* START *

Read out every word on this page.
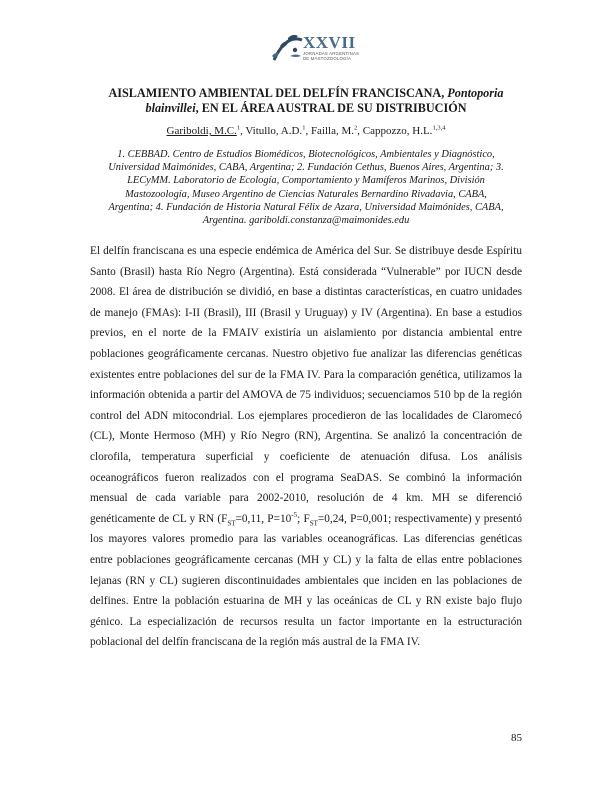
XXVII
JORNADAS ARGENTINAS
DE MASTOZOOLOGÍA
AISLAMIENTO AMBIENTAL DEL DELFÍN FRANCISCANA, Pontoporia blainvillei, EN EL ÁREA AUSTRAL DE SU DISTRIBUCIÓN
Gariboldi, M.C.$^1$, Vitullo, A.D.$^1$, Failla, M.$^2$, Cappozzo, H.L.$^{1,3,4}$

1. CEBBAD. Centro de Estudios Biomédicos, Biotecnológicos, Ambientales y Diagnóstico, Universidad Maimónides, CABA, Argentina; 2. Fundación Cethus, Buenos Aires, Argentina; 3. LECyMM. Laboratorio de Ecología, Comportamiento y Mamíferos Marinos, División Mastozoología, Museo Argentino de Ciencias Naturales Bernardino Rivadavia, CABA, Argentina; 4. Fundación de Historia Natural Félix de Azara, Universidad Maimónides, CABA, Argentina. gariboldi.constanza@maimonides.edu

El delfín franciscana es una especie endémica de América del Sur. Se distribuye desde Espíritu Santo (Brasil) hasta Río Negro (Argentina). Está considerada “Vulnerable” por IUCN desde 2008. El área de distribución se dividió, en base a distintas características, en cuatro unidades de manejo (FMAs): I-II (Brasil), III (Brasil y Uruguay) y IV (Argentina). En base a estudios previos, en el norte de la FMAIV existiría un aislamiento por distancia ambiental entre poblaciones geográficamente cercanas. Nuestro objetivo fue analizar las diferencias genéticas existentes entre poblaciones del sur de la FMA IV. Para la comparación genética, utilizamos la información obtenida a partir del AMOVA de 75 individuos; secuenciamos 510 bp de la región control del ADN mitocondrial. Los ejemplares procedieron de las localidades de Claromecó (CL), Monte Hermoso (MH) y Río Negro (RN), Argentina. Se analizó la concentración de clorofila, temperatura superficial y coeficiente de atenuación difusa. Los análisis oceanográficos fueron realizados con el programa SeaDAS. Se combinó la información mensual de cada variable para 2002-2010, resolución de 4 km. MH se diferenció genéticamente de CL y RN ($F_{ST}=0,11$, $P=10^{-5}$; $F_{ST}=0,24$, P=0,001; respectivamente) y presentó los mayores valores promedio para las variables oceanográficas. Las diferencias genéticas entre poblaciones geográficamente cercanas (MH y CL) y la falta de ellas entre poblaciones lejanas (RN y CL) sugieren discontinuidades ambientales que inciden en las poblaciones de delfines. Entre la población estuarina de MH y las oceánicas de CL y RN existe bajo flujo génico. La especialización de recursos resulta un factor importante en la estructuración poblacional del delfín franciscana de la región más austral de la FMA IV.

85
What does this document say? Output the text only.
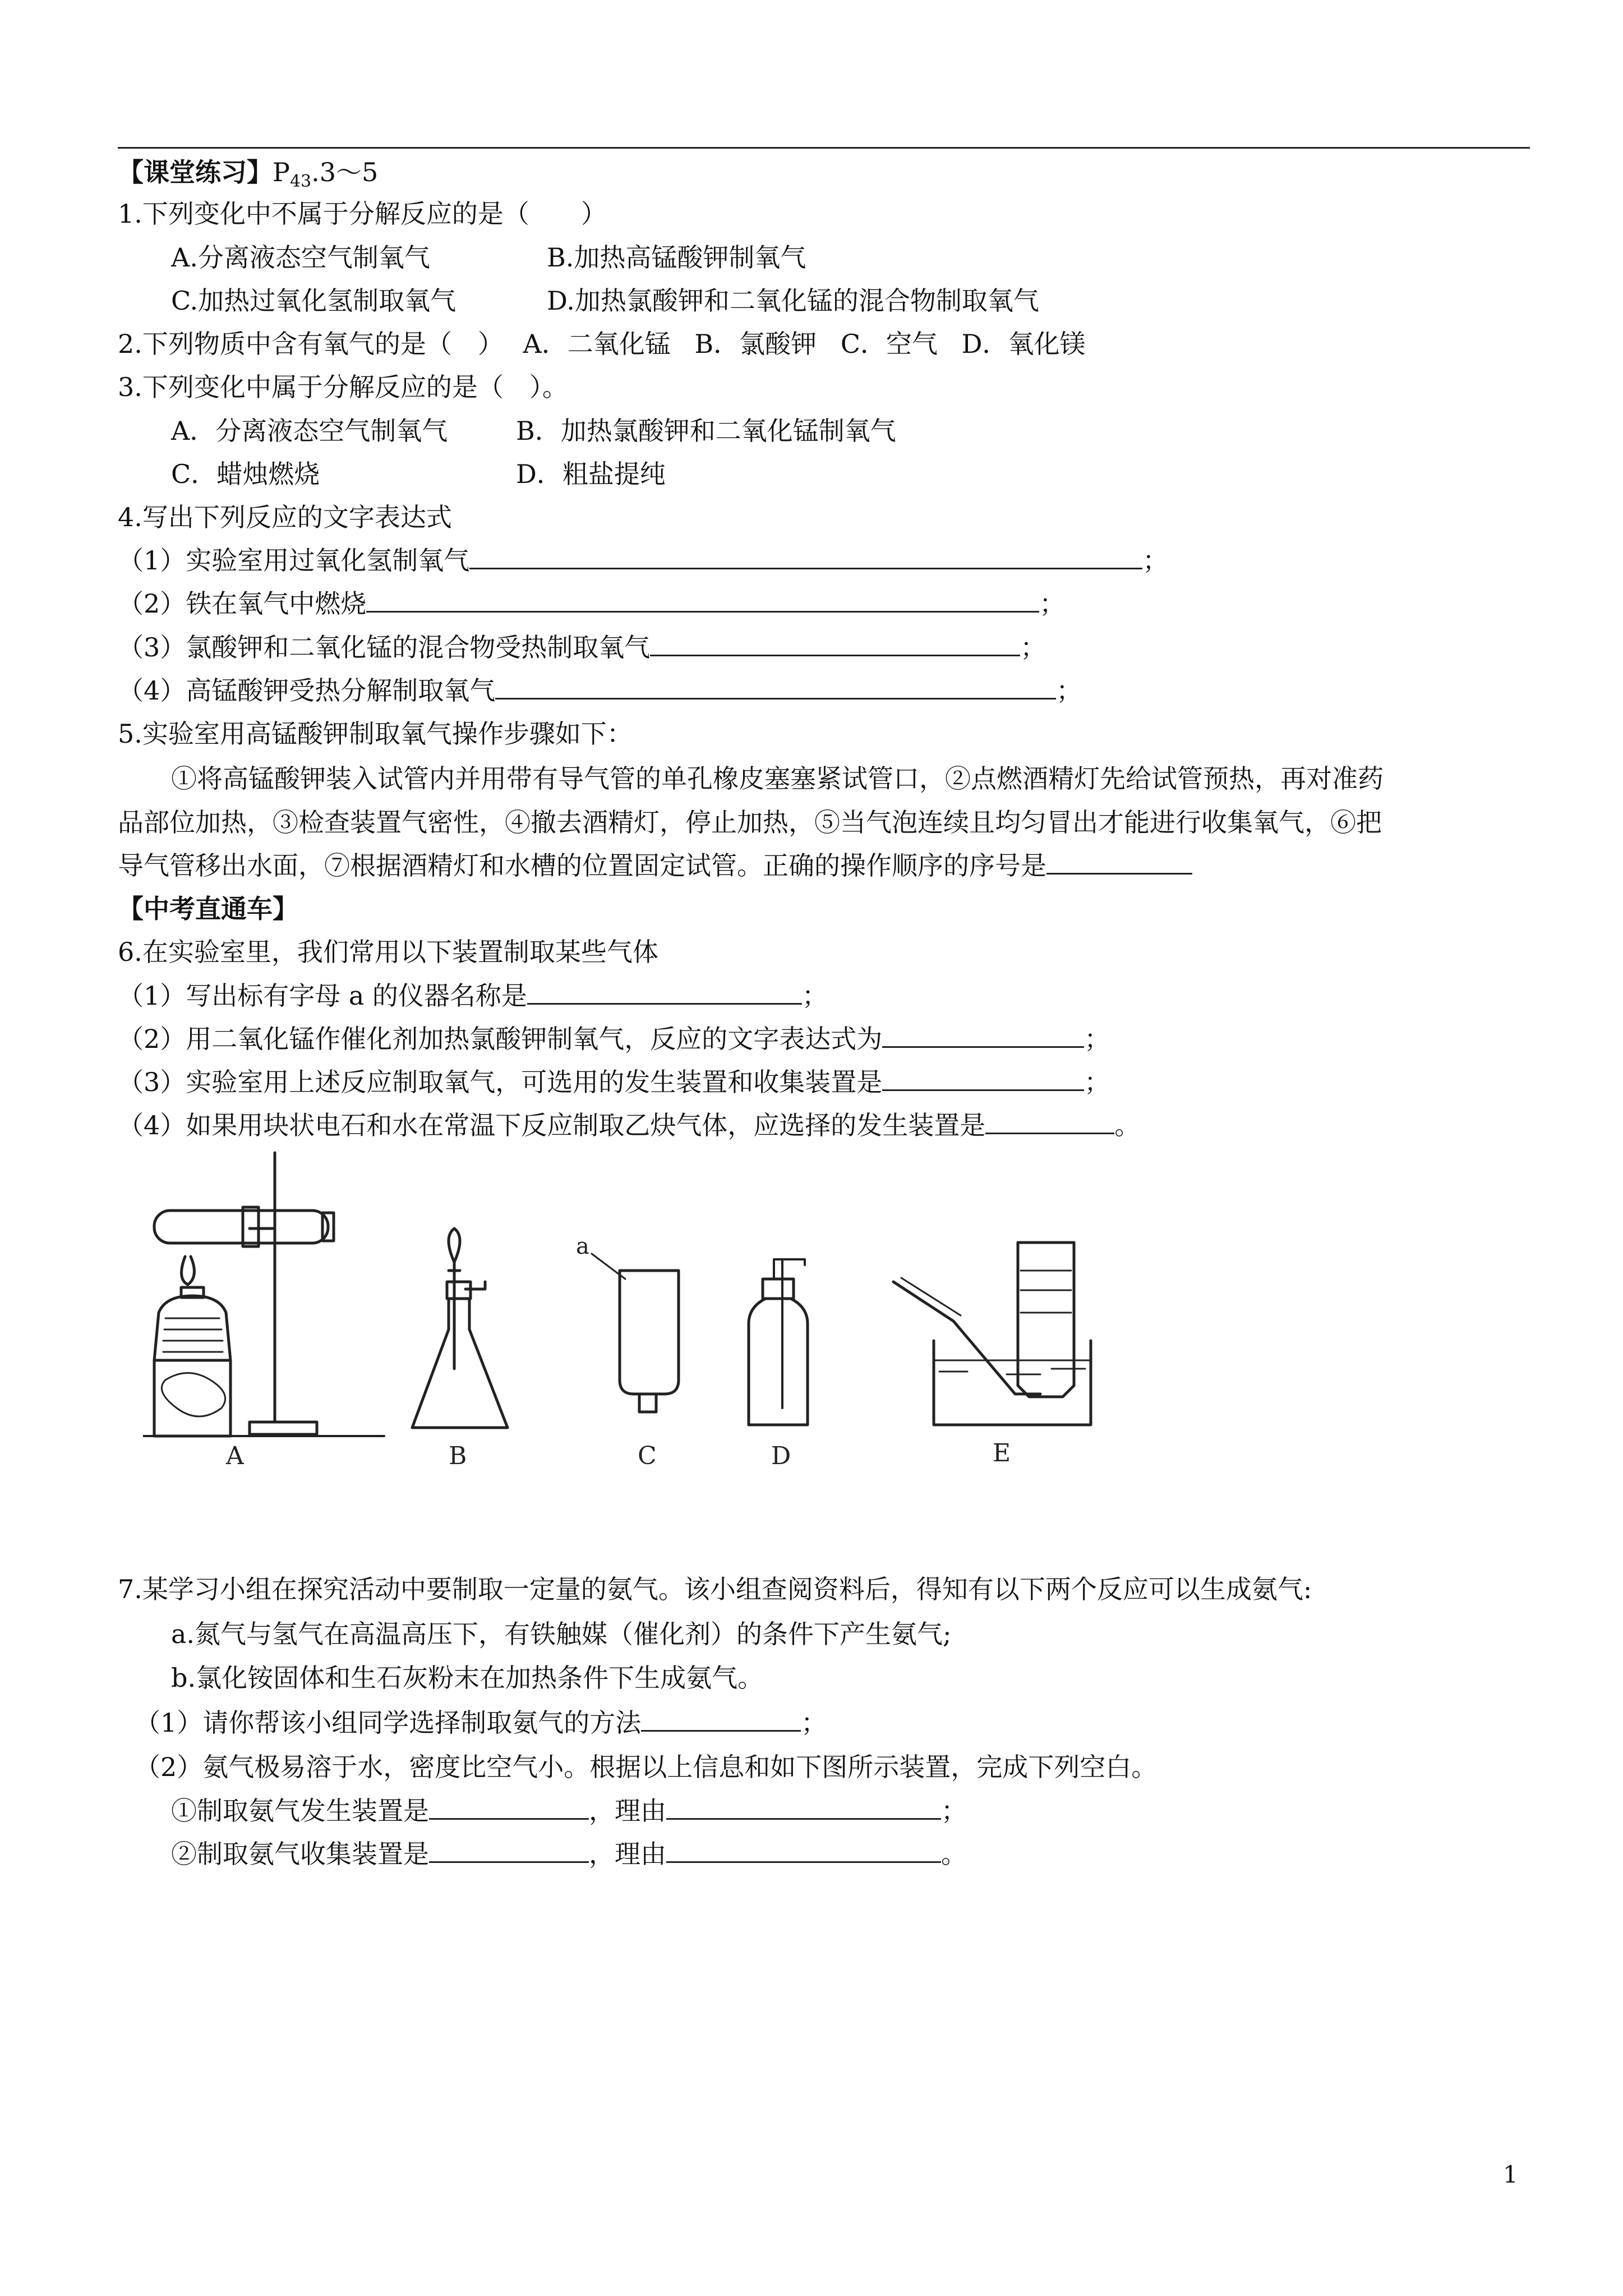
【课堂练习】$P_{43}.3\sim 5$
1.下列变化中不属于分解反应的是（　　）
A.分离液态空气制氧气	B.加热高锰酸钾制氧气
C.加热过氧化氢制取氧气	D.加热氯酸钾和二氧化锰的混合物制取氧气
2.下列物质中含有氧气的是（　） A．二氧化锰 B．氯酸钾 C．空气 D．氧化镁
3.下列变化中属于分解反应的是（　）。
A．分离液态空气制氧气	B．加热氯酸钾和二氧化锰制氧气
C．蜡烛燃烧	D．粗盐提纯
4.写出下列反应的文字表达式
（1）实验室用过氧化氢制氧气	；
（2）铁在氧气中燃烧	；
（3）氯酸钾和二氧化锰的混合物受热制取氧气	；
（4）高锰酸钾受热分解制取氧气	；
5.实验室用高锰酸钾制取氧气操作步骤如下：
①将高锰酸钾装入试管内并用带有导气管的单孔橡皮塞塞紧试管口，②点燃酒精灯先给试管预热，再对准药
品部位加热，③检查装置气密性，④撤去酒精灯，停止加热，⑤当气泡连续且均匀冒出才能进行收集氧气，⑥把
导气管移出水面，⑦根据酒精灯和水槽的位置固定试管。正确的操作顺序的序号是
【中考直通车】
6.在实验室里，我们常用以下装置制取某些气体
（1）写出标有字母 a 的仪器名称是	；
（2）用二氧化锰作催化剂加热氯酸钾制氧气，反应的文字表达式为	；
（3）实验室用上述反应制取氧气，可选用的发生装置和收集装置是	；
（4）如果用块状电石和水在常温下反应制取乙炔气体，应选择的发生装置是	。
A	B
a
C	D	E
7.某学习小组在探究活动中要制取一定量的氨气。该小组查阅资料后，得知有以下两个反应可以生成氨气:
a.氮气与氢气在高温高压下，有铁触媒（催化剂）的条件下产生氨气;
b.氯化铵固体和生石灰粉末在加热条件下生成氨气。
（1）请你帮该小组同学选择制取氨气的方法	；
（2）氨气极易溶于水，密度比空气小。根据以上信息和如下图所示装置，完成下列空白。
①制取氨气发生装置是	，理由	；
②制取氨气收集装置是	，理由	。
1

* END *

● **WHAT YOU ARE ASKED TO DO**
Return every line of the records exactly as given, pictures excluded.

● **SOLUTION FOR THIS TASK**
Read out every word on this page.
XXVII
JORNADAS ARGENTINAS
DE MASTOZOOLOGÍA
AISLAMIENTO AMBIENTAL DEL DELFÍN FRANCISCANA, Pontoporia blainvillei, EN EL ÁREA AUSTRAL DE SU DISTRIBUCIÓN
Gariboldi, M.C.$^1$, Vitullo, A.D.$^1$, Failla, M.$^2$, Cappozzo, H.L.$^{1,3,4}$

1. CEBBAD. Centro de Estudios Biomédicos, Biotecnológicos, Ambientales y Diagnóstico, Universidad Maimónides, CABA, Argentina; 2. Fundación Cethus, Buenos Aires, Argentina; 3. LECyMM. Laboratorio de Ecología, Comportamiento y Mamíferos Marinos, División Mastozoología, Museo Argentino de Ciencias Naturales Bernardino Rivadavia, CABA, Argentina; 4. Fundación de Historia Natural Félix de Azara, Universidad Maimónides, CABA, Argentina. gariboldi.constanza@maimonides.edu

El delfín franciscana es una especie endémica de América del Sur. Se distribuye desde Espíritu Santo (Brasil) hasta Río Negro (Argentina). Está considerada “Vulnerable” por IUCN desde 2008. El área de distribución se dividió, en base a distintas características, en cuatro unidades de manejo (FMAs): I-II (Brasil), III (Brasil y Uruguay) y IV (Argentina). En base a estudios previos, en el norte de la FMAIV existiría un aislamiento por distancia ambiental entre poblaciones geográficamente cercanas. Nuestro objetivo fue analizar las diferencias genéticas existentes entre poblaciones del sur de la FMA IV. Para la comparación genética, utilizamos la información obtenida a partir del AMOVA de 75 individuos; secuenciamos 510 bp de la región control del ADN mitocondrial. Los ejemplares procedieron de las localidades de Claromecó (CL), Monte Hermoso (MH) y Río Negro (RN), Argentina. Se analizó la concentración de clorofila, temperatura superficial y coeficiente de atenuación difusa. Los análisis oceanográficos fueron realizados con el programa SeaDAS. Se combinó la información mensual de cada variable para 2002-2010, resolución de 4 km. MH se diferenció genéticamente de CL y RN ($F_{ST}=0,11$, $P=10^{-5}$; $F_{ST}=0,24$, P=0,001; respectivamente) y presentó los mayores valores promedio para las variables oceanográficas. Las diferencias genéticas entre poblaciones geográficamente cercanas (MH y CL) y la falta de ellas entre poblaciones lejanas (RN y CL) sugieren discontinuidades ambientales que inciden en las poblaciones de delfines. Entre la población estuarina de MH y las oceánicas de CL y RN existe bajo flujo génico. La especialización de recursos resulta un factor importante en la estructuración poblacional del delfín franciscana de la región más austral de la FMA IV.

85
What does this document say? Output the text only.
【课堂练习】$P_{43}.3\sim 5$
1.下列变化中不属于分解反应的是（　　）
A.分离液态空气制氧气	B.加热高锰酸钾制氧气
C.加热过氧化氢制取氧气	D.加热氯酸钾和二氧化锰的混合物制取氧气
2.下列物质中含有氧气的是（　） A．二氧化锰 B．氯酸钾 C．空气 D．氧化镁
3.下列变化中属于分解反应的是（　）。
A．分离液态空气制氧气	B．加热氯酸钾和二氧化锰制氧气
C．蜡烛燃烧	D．粗盐提纯
4.写出下列反应的文字表达式
（1）实验室用过氧化氢制氧气	；
（2）铁在氧气中燃烧	；
（3）氯酸钾和二氧化锰的混合物受热制取氧气	；
（4）高锰酸钾受热分解制取氧气	；
5.实验室用高锰酸钾制取氧气操作步骤如下：
①将高锰酸钾装入试管内并用带有导气管的单孔橡皮塞塞紧试管口，②点燃酒精灯先给试管预热，再对准药
品部位加热，③检查装置气密性，④撤去酒精灯，停止加热，⑤当气泡连续且均匀冒出才能进行收集氧气，⑥把
导气管移出水面，⑦根据酒精灯和水槽的位置固定试管。正确的操作顺序的序号是
【中考直通车】
6.在实验室里，我们常用以下装置制取某些气体
（1）写出标有字母 a 的仪器名称是	；
（2）用二氧化锰作催化剂加热氯酸钾制氧气，反应的文字表达式为	；
（3）实验室用上述反应制取氧气，可选用的发生装置和收集装置是	；
（4）如果用块状电石和水在常温下反应制取乙炔气体，应选择的发生装置是	。
A	B
a
C	D	E
7.某学习小组在探究活动中要制取一定量的氨气。该小组查阅资料后，得知有以下两个反应可以生成氨气:
a.氮气与氢气在高温高压下，有铁触媒（催化剂）的条件下产生氨气;
b.氯化铵固体和生石灰粉末在加热条件下生成氨气。
（1）请你帮该小组同学选择制取氨气的方法	；
（2）氨气极易溶于水，密度比空气小。根据以上信息和如下图所示装置，完成下列空白。
①制取氨气发生装置是	，理由	；
②制取氨气收集装置是	，理由	。
1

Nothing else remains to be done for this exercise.